-- Start --

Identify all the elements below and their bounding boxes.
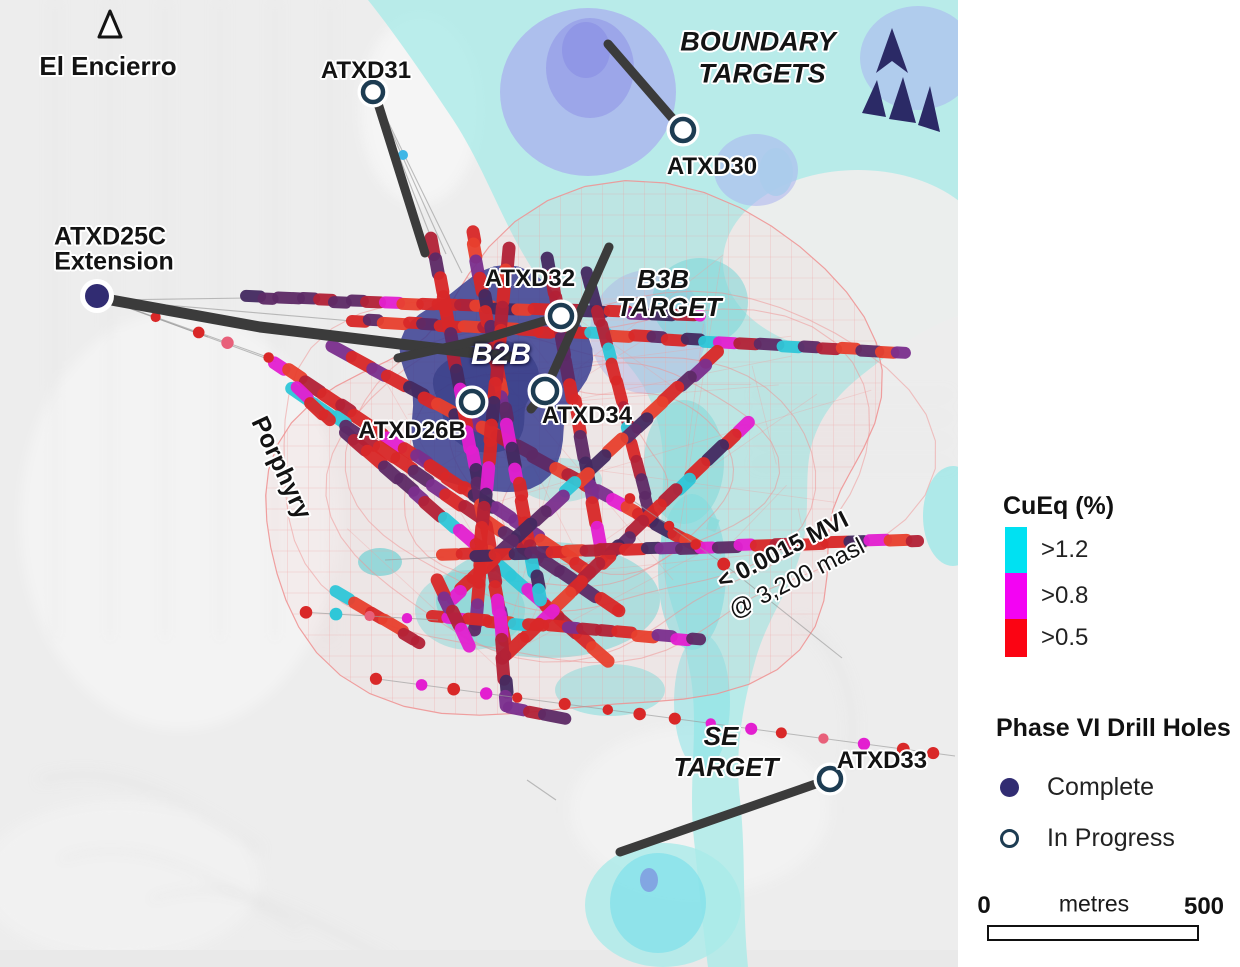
se-target-label-line2: TARGET	[673, 752, 779, 782]
cueq-legend-item: >0.5	[1005, 619, 1088, 657]
cueq-swatch-0	[1005, 527, 1027, 573]
scale-unit-label: metres	[1058, 890, 1130, 917]
phase-legend-item: Complete	[1000, 762, 1175, 813]
scale-start-label: 0	[977, 892, 991, 919]
drillhole-marker-atxd26b	[455, 385, 489, 419]
mountain-peak-icon	[97, 9, 123, 39]
legend-panel: CuEq (%) >1.2 >0.8 >0.5 Phase VI Drill Hol…	[958, 0, 1240, 967]
atxd25c-label-line2: Extension	[54, 247, 174, 276]
cueq-swatch-2	[1005, 619, 1027, 657]
scale-bar	[987, 925, 1199, 941]
drillhole-marker-atxd25c-extension	[80, 279, 114, 313]
atxd26b-label: ATXD26B	[358, 417, 466, 444]
cueq-label-2: >0.5	[1041, 624, 1089, 651]
complete-marker-icon	[1000, 778, 1019, 797]
drillhole-marker-atxd32	[544, 299, 578, 333]
in_progress-marker-icon	[1000, 829, 1019, 848]
cueq-legend-item: >1.2	[1005, 527, 1088, 573]
north-arrow-icon	[862, 28, 940, 132]
atxd31-label: ATXD31	[320, 57, 412, 84]
atxd32-label: ATXD32	[484, 265, 576, 292]
phase-legend-title: Phase VI Drill Holes	[996, 714, 1231, 742]
b3b-target-label-line2: TARGET	[616, 292, 722, 322]
map-svg	[0, 0, 958, 967]
cueq-legend-item: >0.8	[1005, 573, 1088, 619]
boundary-targets-label-line2: TARGETS	[698, 58, 826, 89]
b3b-target-label-line1: B3B	[636, 264, 690, 294]
b2b-label: B2B	[470, 338, 532, 371]
boundary-targets-label-line1: BOUNDARY	[680, 26, 836, 57]
atxd34-label: ATXD34	[541, 402, 633, 429]
se-target-label-line1: SE	[703, 721, 739, 751]
drillhole-marker-atxd34	[527, 373, 563, 409]
phase-legend-item: In Progress	[1000, 813, 1175, 864]
cueq-legend-title: CuEq (%)	[1003, 492, 1115, 520]
el-encierro-label: El Encierro	[39, 51, 177, 81]
cueq-label-0: >1.2	[1041, 536, 1089, 563]
scale-end-label: 500	[1183, 893, 1225, 920]
map-canvas: El Encierro ATXD31 BOUNDARY TARGETS ATXD30 AT…	[0, 0, 958, 967]
drillhole-marker-atxd30	[666, 113, 700, 147]
drillhole-marker-atxd33	[813, 762, 847, 796]
cueq-swatch-1	[1005, 573, 1027, 619]
atxd30-label: ATXD30	[666, 153, 758, 180]
atxd33-label: ATXD33	[836, 747, 928, 774]
drillhole-marker-atxd31	[357, 76, 389, 108]
atxd25c-label-line1: ATXD25C	[53, 222, 167, 251]
cueq-legend-rows: >1.2 >0.8 >0.5	[1005, 527, 1088, 657]
cueq-label-1: >0.8	[1041, 582, 1089, 609]
phase-legend-rows: Complete In Progress	[1000, 762, 1175, 864]
phase-label: In Progress	[1047, 824, 1175, 852]
phase-label: Complete	[1047, 773, 1154, 801]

-- End --

◆ Exercise brief
Copy the entry above line for line, without changing any text or numbers. Leave the picture out.

◆ Result of this exercise
Identify all the elements below and their bounding boxes.
se-target-label-line2: TARGET	[673, 752, 779, 782]
cueq-legend-item: >0.5	[1005, 619, 1088, 657]
cueq-swatch-0	[1005, 527, 1027, 573]
scale-unit-label: metres	[1058, 890, 1130, 917]
phase-legend-item: Complete	[1000, 762, 1175, 813]
scale-start-label: 0	[977, 892, 991, 919]
drillhole-marker-atxd26b	[455, 385, 489, 419]
mountain-peak-icon	[97, 9, 123, 39]
legend-panel: CuEq (%) >1.2 >0.8 >0.5 Phase VI Drill Hol…	[958, 0, 1240, 967]
atxd25c-label-line2: Extension	[54, 247, 174, 276]
cueq-swatch-2	[1005, 619, 1027, 657]
scale-bar	[987, 925, 1199, 941]
drillhole-marker-atxd25c-extension	[80, 279, 114, 313]
atxd26b-label: ATXD26B	[358, 417, 466, 444]
cueq-label-2: >0.5	[1041, 624, 1089, 651]
complete-marker-icon	[1000, 778, 1019, 797]
drillhole-marker-atxd32	[544, 299, 578, 333]
in_progress-marker-icon	[1000, 829, 1019, 848]
cueq-legend-item: >1.2	[1005, 527, 1088, 573]
north-arrow-icon	[862, 28, 940, 132]
atxd31-label: ATXD31	[320, 57, 412, 84]
atxd32-label: ATXD32	[484, 265, 576, 292]
phase-legend-title: Phase VI Drill Holes	[996, 714, 1231, 742]
b3b-target-label-line2: TARGET	[616, 292, 722, 322]
map-svg	[0, 0, 958, 967]
cueq-legend-item: >0.8	[1005, 573, 1088, 619]
boundary-targets-label-line2: TARGETS	[698, 58, 826, 89]
b3b-target-label-line1: B3B	[636, 264, 690, 294]
b2b-label: B2B	[470, 338, 532, 371]
boundary-targets-label-line1: BOUNDARY	[680, 26, 836, 57]
atxd34-label: ATXD34	[541, 402, 633, 429]
se-target-label-line1: SE	[703, 721, 739, 751]
drillhole-marker-atxd34	[527, 373, 563, 409]
phase-legend-item: In Progress	[1000, 813, 1175, 864]
cueq-legend-title: CuEq (%)	[1003, 492, 1115, 520]
el-encierro-label: El Encierro	[39, 51, 177, 81]
cueq-label-0: >1.2	[1041, 536, 1089, 563]
scale-end-label: 500	[1183, 893, 1225, 920]
map-canvas: El Encierro ATXD31 BOUNDARY TARGETS ATXD30 AT…	[0, 0, 958, 967]
drillhole-marker-atxd30	[666, 113, 700, 147]
drillhole-marker-atxd33	[813, 762, 847, 796]
cueq-swatch-1	[1005, 573, 1027, 619]
atxd30-label: ATXD30	[666, 153, 758, 180]
atxd33-label: ATXD33	[836, 747, 928, 774]
drillhole-marker-atxd31	[357, 76, 389, 108]
atxd25c-label-line1: ATXD25C	[53, 222, 167, 251]
cueq-legend-rows: >1.2 >0.8 >0.5	[1005, 527, 1088, 657]
cueq-label-1: >0.8	[1041, 582, 1089, 609]
phase-legend-rows: Complete In Progress	[1000, 762, 1175, 864]
phase-label: In Progress	[1047, 824, 1175, 852]
phase-label: Complete	[1047, 773, 1154, 801]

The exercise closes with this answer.